(Dataset listings of figures)
↓↓↓

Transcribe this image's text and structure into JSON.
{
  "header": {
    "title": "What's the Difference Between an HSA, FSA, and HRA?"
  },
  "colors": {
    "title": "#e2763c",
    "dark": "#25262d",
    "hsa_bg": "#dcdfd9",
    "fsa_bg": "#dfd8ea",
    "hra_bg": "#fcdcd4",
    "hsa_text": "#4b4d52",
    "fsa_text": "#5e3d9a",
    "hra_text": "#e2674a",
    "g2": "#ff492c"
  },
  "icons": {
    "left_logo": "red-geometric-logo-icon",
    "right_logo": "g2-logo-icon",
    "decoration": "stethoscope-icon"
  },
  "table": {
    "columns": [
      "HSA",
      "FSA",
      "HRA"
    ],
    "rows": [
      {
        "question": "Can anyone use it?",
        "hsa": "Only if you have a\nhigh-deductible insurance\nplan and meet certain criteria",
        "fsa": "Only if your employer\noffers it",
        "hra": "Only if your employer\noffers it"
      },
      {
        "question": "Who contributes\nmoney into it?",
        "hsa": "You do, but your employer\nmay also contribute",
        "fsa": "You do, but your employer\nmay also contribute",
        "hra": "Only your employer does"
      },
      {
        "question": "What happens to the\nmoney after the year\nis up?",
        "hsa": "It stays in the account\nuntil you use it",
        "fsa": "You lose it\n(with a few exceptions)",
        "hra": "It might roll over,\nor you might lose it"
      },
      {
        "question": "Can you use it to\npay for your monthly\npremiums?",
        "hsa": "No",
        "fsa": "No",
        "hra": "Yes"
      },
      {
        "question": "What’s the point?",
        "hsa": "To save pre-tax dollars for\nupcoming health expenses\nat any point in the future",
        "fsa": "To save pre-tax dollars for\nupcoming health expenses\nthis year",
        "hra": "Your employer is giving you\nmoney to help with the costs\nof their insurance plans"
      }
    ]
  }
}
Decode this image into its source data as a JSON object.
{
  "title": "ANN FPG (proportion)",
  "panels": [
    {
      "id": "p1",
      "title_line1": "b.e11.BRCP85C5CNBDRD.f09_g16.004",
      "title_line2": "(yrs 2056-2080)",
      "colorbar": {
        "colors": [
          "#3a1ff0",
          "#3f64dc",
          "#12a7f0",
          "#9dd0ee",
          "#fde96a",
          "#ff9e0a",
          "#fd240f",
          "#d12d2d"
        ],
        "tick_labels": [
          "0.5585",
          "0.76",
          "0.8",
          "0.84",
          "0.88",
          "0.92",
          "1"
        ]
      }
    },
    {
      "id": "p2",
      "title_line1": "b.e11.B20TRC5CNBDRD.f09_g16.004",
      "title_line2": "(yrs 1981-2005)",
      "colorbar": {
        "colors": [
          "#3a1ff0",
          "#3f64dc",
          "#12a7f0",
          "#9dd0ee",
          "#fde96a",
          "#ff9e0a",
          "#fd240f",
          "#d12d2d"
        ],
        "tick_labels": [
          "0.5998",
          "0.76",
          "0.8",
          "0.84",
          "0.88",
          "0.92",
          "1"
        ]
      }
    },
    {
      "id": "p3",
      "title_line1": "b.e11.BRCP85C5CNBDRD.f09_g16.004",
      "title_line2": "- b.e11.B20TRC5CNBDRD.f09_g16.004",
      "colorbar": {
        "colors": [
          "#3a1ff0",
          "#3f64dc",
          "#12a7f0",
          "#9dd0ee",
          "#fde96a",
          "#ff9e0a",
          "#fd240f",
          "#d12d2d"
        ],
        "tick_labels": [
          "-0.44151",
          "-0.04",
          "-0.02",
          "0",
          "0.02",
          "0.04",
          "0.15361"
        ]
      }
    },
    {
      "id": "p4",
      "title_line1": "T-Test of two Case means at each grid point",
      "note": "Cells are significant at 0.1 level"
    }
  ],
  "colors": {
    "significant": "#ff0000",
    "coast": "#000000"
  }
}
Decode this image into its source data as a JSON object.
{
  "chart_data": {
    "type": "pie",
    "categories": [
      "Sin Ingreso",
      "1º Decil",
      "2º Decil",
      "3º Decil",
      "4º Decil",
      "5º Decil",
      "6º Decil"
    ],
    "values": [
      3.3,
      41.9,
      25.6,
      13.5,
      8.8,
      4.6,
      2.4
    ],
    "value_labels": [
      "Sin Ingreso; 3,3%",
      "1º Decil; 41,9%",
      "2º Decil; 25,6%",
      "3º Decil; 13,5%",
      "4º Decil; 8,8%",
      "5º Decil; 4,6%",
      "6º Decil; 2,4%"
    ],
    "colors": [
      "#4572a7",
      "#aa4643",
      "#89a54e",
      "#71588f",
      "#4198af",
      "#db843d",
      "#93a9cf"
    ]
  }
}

↑↑↑

Written exercise ::
Report each line in the data that holds the word "nmay".

Reply to the task ::
        "hsa": "You do, but your employer\nmay also contribute",
        "fsa": "You do, but your employer\nmay also contribute",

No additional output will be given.